Omit all pictures. Quote the lines from the one with "Serialize everything readable" through the end of the listing below, exactly as they appear.

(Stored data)
------
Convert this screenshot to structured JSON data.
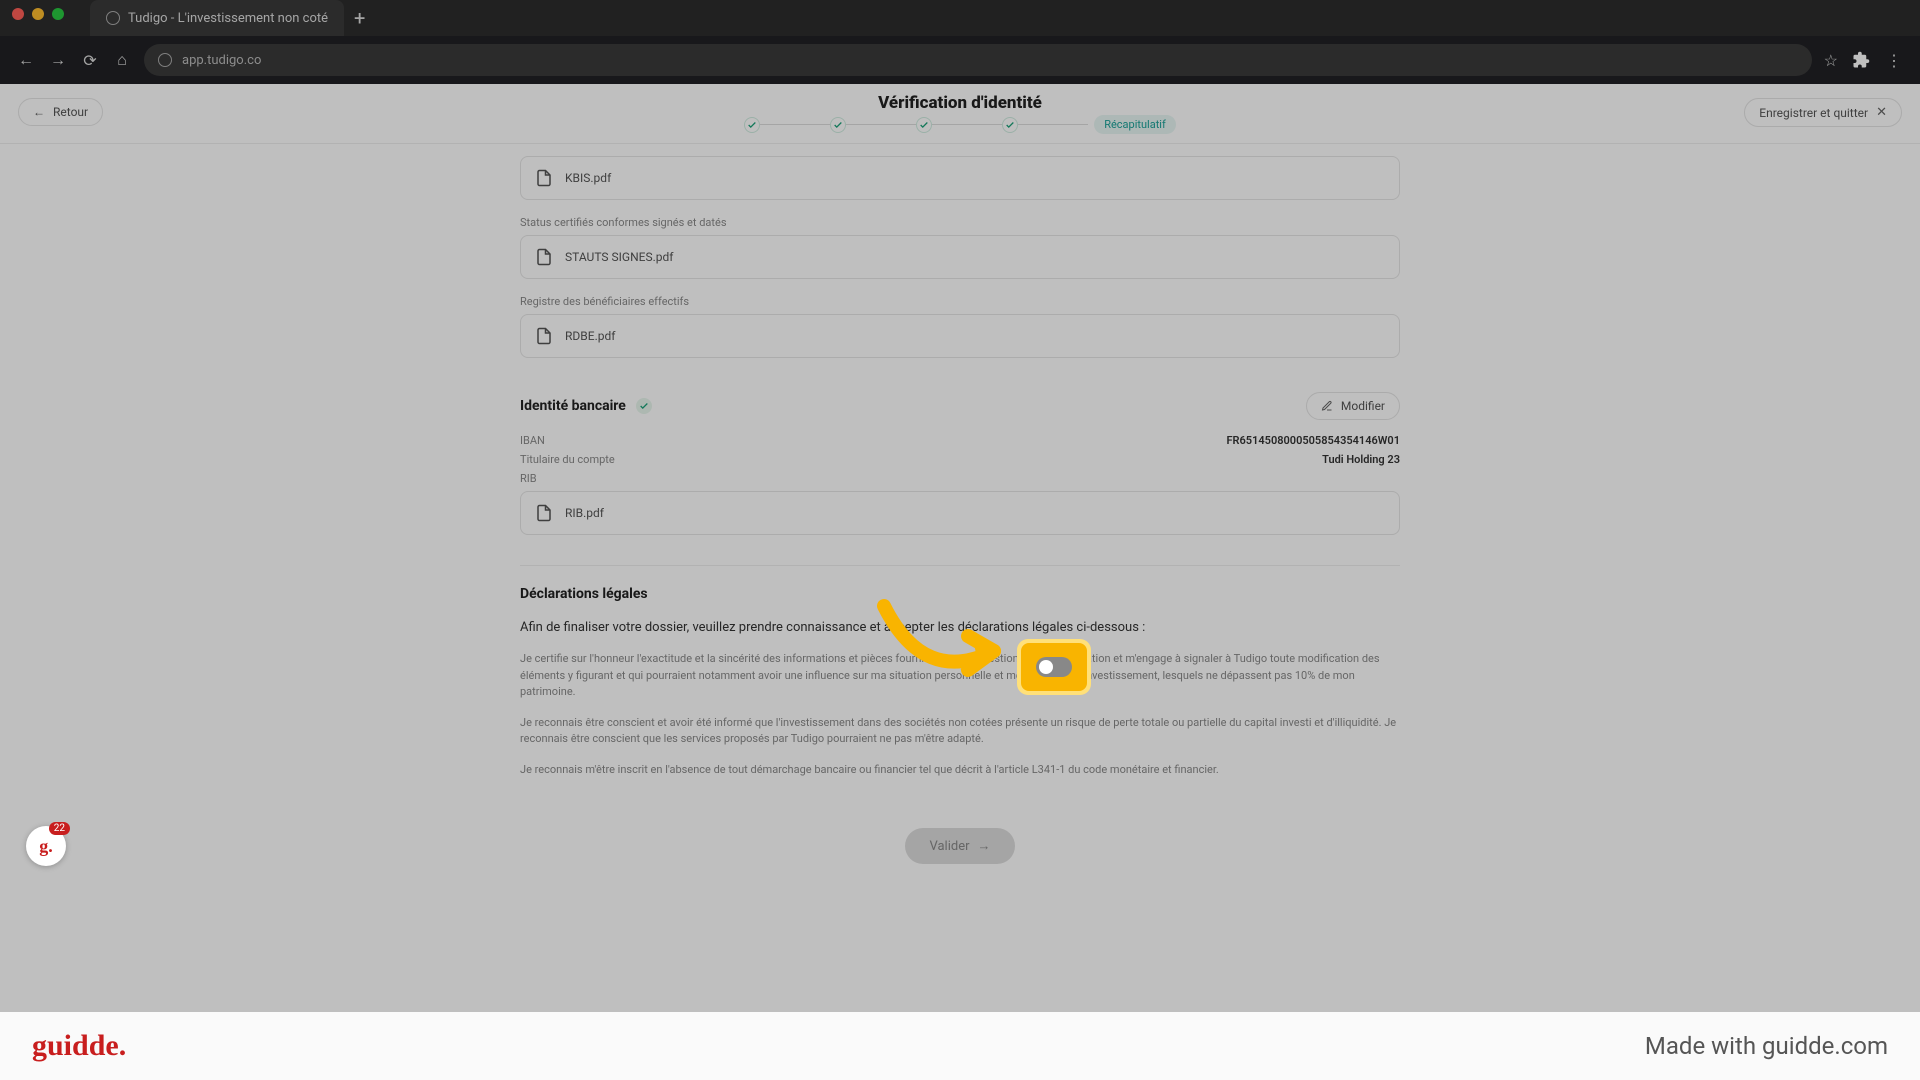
{
  "browser": {
    "tab_title": "Tudigo - L'investissement non coté",
    "url": "app.tudigo.co"
  },
  "header": {
    "title": "Vérification d'identité",
    "back": "Retour",
    "save_quit": "Enregistrer et quitter",
    "step_current": "Récapitulatif"
  },
  "files": {
    "kbis_label": "",
    "kbis": "KBIS.pdf",
    "status_label": "Status certifiés conformes signés et datés",
    "status_file": "STAUTS SIGNES.pdf",
    "rbe_label": "Registre des bénéficiaires effectifs",
    "rbe_file": "RDBE.pdf"
  },
  "bank": {
    "section_title": "Identité bancaire",
    "modify": "Modifier",
    "iban_label": "IBAN",
    "iban_value": "FR6514508000505854354146W01",
    "holder_label": "Titulaire du compte",
    "holder_value": "Tudi Holding 23",
    "rib_label": "RIB",
    "rib_file": "RIB.pdf"
  },
  "declarations": {
    "title": "Déclarations légales",
    "lead": "Afin de finaliser votre dossier, veuillez prendre connaissance et accepter les déclarations légales ci-dessous :",
    "p1": "Je certifie sur l'honneur l'exactitude et la sincérité des informations et pièces fournies dans le questionnaire d'information et m'engage à signaler à Tudigo toute modification des éléments y figurant et qui pourraient notamment avoir une influence sur ma situation personnelle et mes objectifs d'investissement, lesquels ne dépassent pas 10% de mon patrimoine.",
    "p2": "Je reconnais être conscient et avoir été informé que l'investissement dans des sociétés non cotées présente un risque de perte totale ou partielle du capital investi et d'illiquidité. Je reconnais être conscient que les services proposés par Tudigo pourraient ne pas m'être adapté.",
    "p3": "Je reconnais m'être inscrit en l'absence de tout démarchage bancaire ou financier tel que décrit à l'article L341-1 du code monétaire et financier."
  },
  "validate": "Valider",
  "guidde": {
    "count": "22",
    "logo": "guidde.",
    "made_with": "Made with guidde.com"
  }
}
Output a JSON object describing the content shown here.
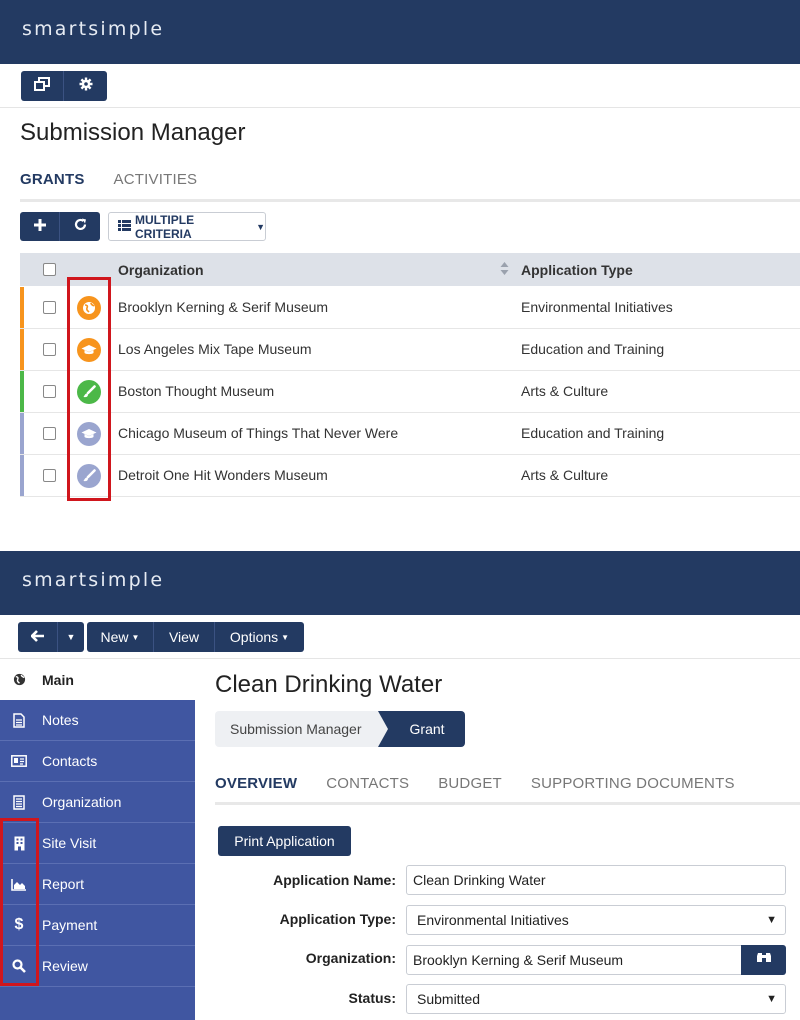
{
  "top": {
    "brand": "smartsimple",
    "page_title": "Submission Manager",
    "tabs": [
      {
        "label": "GRANTS",
        "active": true
      },
      {
        "label": "ACTIVITIES",
        "active": false
      }
    ],
    "criteria_label": "MULTIPLE CRITERIA",
    "columns": {
      "organization": "Organization",
      "application_type": "Application Type"
    },
    "rows": [
      {
        "organization": "Brooklyn Kerning & Serif Museum",
        "type": "Environmental Initiatives",
        "status_color": "#f7941d",
        "icon": "globe-icon"
      },
      {
        "organization": "Los Angeles Mix Tape Museum",
        "type": "Education and Training",
        "status_color": "#f7941d",
        "icon": "graduation-cap-icon"
      },
      {
        "organization": "Boston Thought Museum",
        "type": "Arts & Culture",
        "status_color": "#4cb848",
        "icon": "paintbrush-icon"
      },
      {
        "organization": "Chicago Museum of Things That Never Were",
        "type": "Education and Training",
        "status_color": "#9aa5cf",
        "icon": "graduation-cap-icon"
      },
      {
        "organization": "Detroit One Hit Wonders Museum",
        "type": "Arts & Culture",
        "status_color": "#9aa5cf",
        "icon": "paintbrush-icon"
      }
    ]
  },
  "bottom": {
    "brand": "smartsimple",
    "toolbar": {
      "new_label": "New",
      "view_label": "View",
      "options_label": "Options"
    },
    "sidebar": [
      {
        "label": "Main",
        "icon": "globe-icon",
        "active": true
      },
      {
        "label": "Notes",
        "icon": "document-icon",
        "active": false
      },
      {
        "label": "Contacts",
        "icon": "id-card-icon",
        "active": false
      },
      {
        "label": "Organization",
        "icon": "ledger-icon",
        "active": false
      },
      {
        "label": "Site Visit",
        "icon": "building-icon",
        "active": false
      },
      {
        "label": "Report",
        "icon": "area-chart-icon",
        "active": false
      },
      {
        "label": "Payment",
        "icon": "dollar-icon",
        "active": false
      },
      {
        "label": "Review",
        "icon": "search-icon",
        "active": false
      }
    ],
    "record_title": "Clean Drinking Water",
    "breadcrumb": [
      "Submission Manager",
      "Grant"
    ],
    "tabs": [
      {
        "label": "OVERVIEW",
        "active": true
      },
      {
        "label": "CONTACTS",
        "active": false
      },
      {
        "label": "BUDGET",
        "active": false
      },
      {
        "label": "SUPPORTING DOCUMENTS",
        "active": false
      }
    ],
    "print_label": "Print Application",
    "form": {
      "app_name_label": "Application Name:",
      "app_name_value": "Clean Drinking Water",
      "app_type_label": "Application Type:",
      "app_type_value": "Environmental Initiatives",
      "org_label": "Organization:",
      "org_value": "Brooklyn Kerning & Serif Museum",
      "status_label": "Status:",
      "status_value": "Submitted"
    }
  },
  "colors": {
    "navy": "#233a62",
    "sidebar_blue": "#4056a1",
    "highlight_red": "#d0161d"
  }
}
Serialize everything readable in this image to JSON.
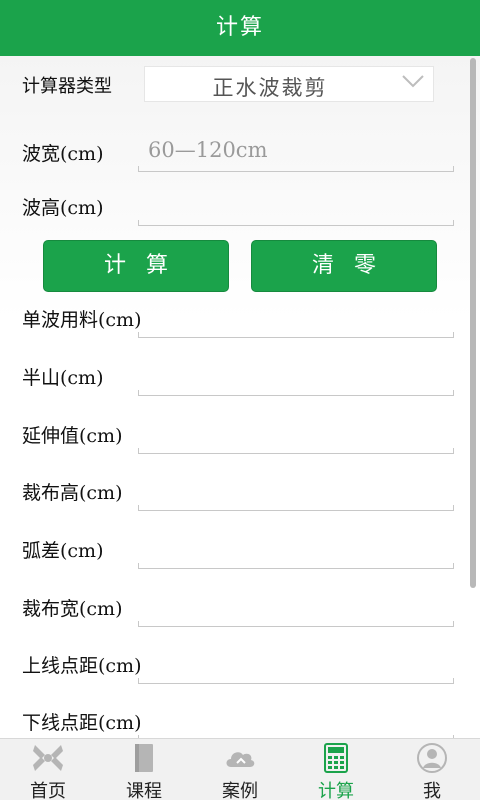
{
  "header": {
    "title": "计算"
  },
  "calculator_type": {
    "label": "计算器类型",
    "value": "正水波裁剪"
  },
  "inputs": {
    "wave_width": {
      "label": "波宽(cm)",
      "value": "",
      "placeholder": "60—120cm"
    },
    "wave_height": {
      "label": "波高(cm)",
      "value": "",
      "placeholder": ""
    }
  },
  "buttons": {
    "calculate": "计算",
    "clear": "清零"
  },
  "results": {
    "single_wave_material": {
      "label": "单波用料(cm)",
      "value": ""
    },
    "half_mountain": {
      "label": "半山(cm)",
      "value": ""
    },
    "extension": {
      "label": "延伸值(cm)",
      "value": ""
    },
    "cut_cloth_height": {
      "label": "裁布高(cm)",
      "value": ""
    },
    "arc_difference": {
      "label": "弧差(cm)",
      "value": ""
    },
    "cut_cloth_width": {
      "label": "裁布宽(cm)",
      "value": ""
    },
    "upper_line_distance": {
      "label": "上线点距(cm)",
      "value": ""
    },
    "lower_line_distance": {
      "label": "下线点距(cm)",
      "value": ""
    }
  },
  "tabbar": {
    "items": [
      {
        "label": "首页",
        "icon": "home-icon"
      },
      {
        "label": "课程",
        "icon": "book-icon"
      },
      {
        "label": "案例",
        "icon": "cloud-icon"
      },
      {
        "label": "计算",
        "icon": "calculator-icon",
        "active": true
      },
      {
        "label": "我",
        "icon": "user-icon"
      }
    ]
  },
  "colors": {
    "accent": "#1ba34b",
    "inactive_icon": "#b5b5b5"
  }
}
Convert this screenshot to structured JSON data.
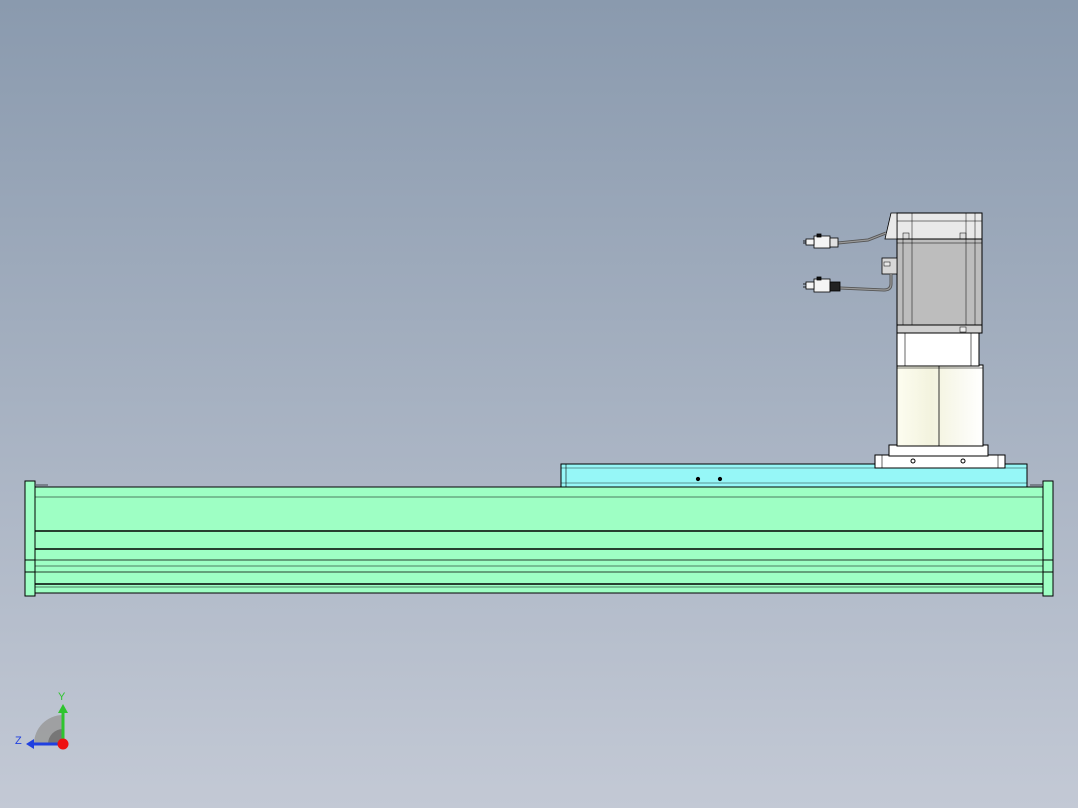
{
  "viewport": {
    "background_top": "#8a9aae",
    "background_bottom": "#c3c9d5"
  },
  "colors": {
    "rail_body": "#9effc4",
    "rail_edge": "#000000",
    "carriage": "#96f7f7",
    "motor_body": "#bdbdbd",
    "motor_cap": "#e9e9e9",
    "coupler_housing": "#f7f7e6",
    "flange": "#ffffff",
    "cable": "#7a7a7a",
    "connector": "#f4f4f4"
  },
  "triad": {
    "y_label": "Y",
    "z_label": "Z",
    "y_color": "#2ec42e",
    "z_color": "#2040e0",
    "origin_color": "#ee1111",
    "arc_color": "#9a9a9a"
  }
}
------
◆ Complete output
Serialize everything readable in this image to JSON.
{
  "header": {
    "title": "计算"
  },
  "calculator_type": {
    "label": "计算器类型",
    "value": "正水波裁剪"
  },
  "inputs": {
    "wave_width": {
      "label": "波宽(cm)",
      "value": "",
      "placeholder": "60—120cm"
    },
    "wave_height": {
      "label": "波高(cm)",
      "value": "",
      "placeholder": ""
    }
  },
  "buttons": {
    "calculate": "计算",
    "clear": "清零"
  },
  "results": {
    "single_wave_material": {
      "label": "单波用料(cm)",
      "value": ""
    },
    "half_mountain": {
      "label": "半山(cm)",
      "value": ""
    },
    "extension": {
      "label": "延伸值(cm)",
      "value": ""
    },
    "cut_cloth_height": {
      "label": "裁布高(cm)",
      "value": ""
    },
    "arc_difference": {
      "label": "弧差(cm)",
      "value": ""
    },
    "cut_cloth_width": {
      "label": "裁布宽(cm)",
      "value": ""
    },
    "upper_line_distance": {
      "label": "上线点距(cm)",
      "value": ""
    },
    "lower_line_distance": {
      "label": "下线点距(cm)",
      "value": ""
    }
  },
  "tabbar": {
    "items": [
      {
        "label": "首页",
        "icon": "home-icon"
      },
      {
        "label": "课程",
        "icon": "book-icon"
      },
      {
        "label": "案例",
        "icon": "cloud-icon"
      },
      {
        "label": "计算",
        "icon": "calculator-icon",
        "active": true
      },
      {
        "label": "我",
        "icon": "user-icon"
      }
    ]
  },
  "colors": {
    "accent": "#1ba34b",
    "inactive_icon": "#b5b5b5"
  }
}
Convert this screenshot to structured JSON data.
{
  "viewport": {
    "background_top": "#8a9aae",
    "background_bottom": "#c3c9d5"
  },
  "colors": {
    "rail_body": "#9effc4",
    "rail_edge": "#000000",
    "carriage": "#96f7f7",
    "motor_body": "#bdbdbd",
    "motor_cap": "#e9e9e9",
    "coupler_housing": "#f7f7e6",
    "flange": "#ffffff",
    "cable": "#7a7a7a",
    "connector": "#f4f4f4"
  },
  "triad": {
    "y_label": "Y",
    "z_label": "Z",
    "y_color": "#2ec42e",
    "z_color": "#2040e0",
    "origin_color": "#ee1111",
    "arc_color": "#9a9a9a"
  }
}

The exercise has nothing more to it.